**What the task asks:** Restate the entries word for word, omitting nothing.

##### Provided records #####

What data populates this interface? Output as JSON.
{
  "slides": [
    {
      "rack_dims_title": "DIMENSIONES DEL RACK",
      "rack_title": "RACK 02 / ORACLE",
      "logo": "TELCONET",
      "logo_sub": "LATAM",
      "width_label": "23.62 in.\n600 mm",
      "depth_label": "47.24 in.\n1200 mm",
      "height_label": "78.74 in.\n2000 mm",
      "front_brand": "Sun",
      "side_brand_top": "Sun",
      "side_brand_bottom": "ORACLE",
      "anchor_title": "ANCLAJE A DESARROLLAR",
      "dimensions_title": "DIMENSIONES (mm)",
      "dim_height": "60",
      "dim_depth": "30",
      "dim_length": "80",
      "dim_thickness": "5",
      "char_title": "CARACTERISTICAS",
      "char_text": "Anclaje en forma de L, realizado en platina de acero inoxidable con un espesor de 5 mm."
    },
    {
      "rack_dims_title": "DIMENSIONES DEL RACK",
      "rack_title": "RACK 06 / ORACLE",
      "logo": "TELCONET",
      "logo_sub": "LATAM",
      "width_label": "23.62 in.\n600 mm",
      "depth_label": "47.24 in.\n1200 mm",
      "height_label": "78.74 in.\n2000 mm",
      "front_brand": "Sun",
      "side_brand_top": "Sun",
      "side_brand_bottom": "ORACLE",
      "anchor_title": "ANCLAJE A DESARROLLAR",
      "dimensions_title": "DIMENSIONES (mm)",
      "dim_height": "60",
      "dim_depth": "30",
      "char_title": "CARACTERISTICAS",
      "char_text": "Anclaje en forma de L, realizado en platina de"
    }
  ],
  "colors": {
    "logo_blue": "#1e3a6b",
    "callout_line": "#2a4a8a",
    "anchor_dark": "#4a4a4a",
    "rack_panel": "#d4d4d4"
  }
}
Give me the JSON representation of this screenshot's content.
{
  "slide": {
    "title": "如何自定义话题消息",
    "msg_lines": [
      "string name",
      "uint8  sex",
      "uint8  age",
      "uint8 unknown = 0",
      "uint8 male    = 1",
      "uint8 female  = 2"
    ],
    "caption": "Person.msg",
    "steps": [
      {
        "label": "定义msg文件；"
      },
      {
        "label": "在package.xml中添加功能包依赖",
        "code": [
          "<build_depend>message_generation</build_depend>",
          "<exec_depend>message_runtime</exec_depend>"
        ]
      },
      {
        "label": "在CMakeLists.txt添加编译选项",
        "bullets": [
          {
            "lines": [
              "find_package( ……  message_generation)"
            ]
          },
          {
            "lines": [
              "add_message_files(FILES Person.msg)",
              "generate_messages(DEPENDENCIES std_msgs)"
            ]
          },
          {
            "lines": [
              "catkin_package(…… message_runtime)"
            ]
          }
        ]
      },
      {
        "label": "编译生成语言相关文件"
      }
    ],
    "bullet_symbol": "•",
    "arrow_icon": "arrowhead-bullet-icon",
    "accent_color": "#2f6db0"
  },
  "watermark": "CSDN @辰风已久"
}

#####

**Written response:**
What data populates this interface? Output as JSON.
{
  "slides": [
    {
      "rack_dims_title": "DIMENSIONES DEL RACK",
      "rack_title": "RACK 02 / ORACLE",
      "logo": "TELCONET",
      "logo_sub": "LATAM",
      "width_label": "23.62 in.\n600 mm",
      "depth_label": "47.24 in.\n1200 mm",
      "height_label": "78.74 in.\n2000 mm",
      "front_brand": "Sun",
      "side_brand_top": "Sun",
      "side_brand_bottom": "ORACLE",
      "anchor_title": "ANCLAJE A DESARROLLAR",
      "dimensions_title": "DIMENSIONES (mm)",
      "dim_height": "60",
      "dim_depth": "30",
      "dim_length": "80",
      "dim_thickness": "5",
      "char_title": "CARACTERISTICAS",
      "char_text": "Anclaje en forma de L, realizado en platina de acero inoxidable con un espesor de 5 mm."
    },
    {
      "rack_dims_title": "DIMENSIONES DEL RACK",
      "rack_title": "RACK 06 / ORACLE",
      "logo": "TELCONET",
      "logo_sub": "LATAM",
      "width_label": "23.62 in.\n600 mm",
      "depth_label": "47.24 in.\n1200 mm",
      "height_label": "78.74 in.\n2000 mm",
      "front_brand": "Sun",
      "side_brand_top": "Sun",
      "side_brand_bottom": "ORACLE",
      "anchor_title": "ANCLAJE A DESARROLLAR",
      "dimensions_title": "DIMENSIONES (mm)",
      "dim_height": "60",
      "dim_depth": "30",
      "char_title": "CARACTERISTICAS",
      "char_text": "Anclaje en forma de L, realizado en platina de"
    }
  ],
  "colors": {
    "logo_blue": "#1e3a6b",
    "callout_line": "#2a4a8a",
    "anchor_dark": "#4a4a4a",
    "rack_panel": "#d4d4d4"
  }
}
Give me the JSON representation of this screenshot's content.
{
  "slide": {
    "title": "如何自定义话题消息",
    "msg_lines": [
      "string name",
      "uint8  sex",
      "uint8  age",
      "uint8 unknown = 0",
      "uint8 male    = 1",
      "uint8 female  = 2"
    ],
    "caption": "Person.msg",
    "steps": [
      {
        "label": "定义msg文件；"
      },
      {
        "label": "在package.xml中添加功能包依赖",
        "code": [
          "<build_depend>message_generation</build_depend>",
          "<exec_depend>message_runtime</exec_depend>"
        ]
      },
      {
        "label": "在CMakeLists.txt添加编译选项",
        "bullets": [
          {
            "lines": [
              "find_package( ……  message_generation)"
            ]
          },
          {
            "lines": [
              "add_message_files(FILES Person.msg)",
              "generate_messages(DEPENDENCIES std_msgs)"
            ]
          },
          {
            "lines": [
              "catkin_package(…… message_runtime)"
            ]
          }
        ]
      },
      {
        "label": "编译生成语言相关文件"
      }
    ],
    "bullet_symbol": "•",
    "arrow_icon": "arrowhead-bullet-icon",
    "accent_color": "#2f6db0"
  },
  "watermark": "CSDN @辰风已久"
}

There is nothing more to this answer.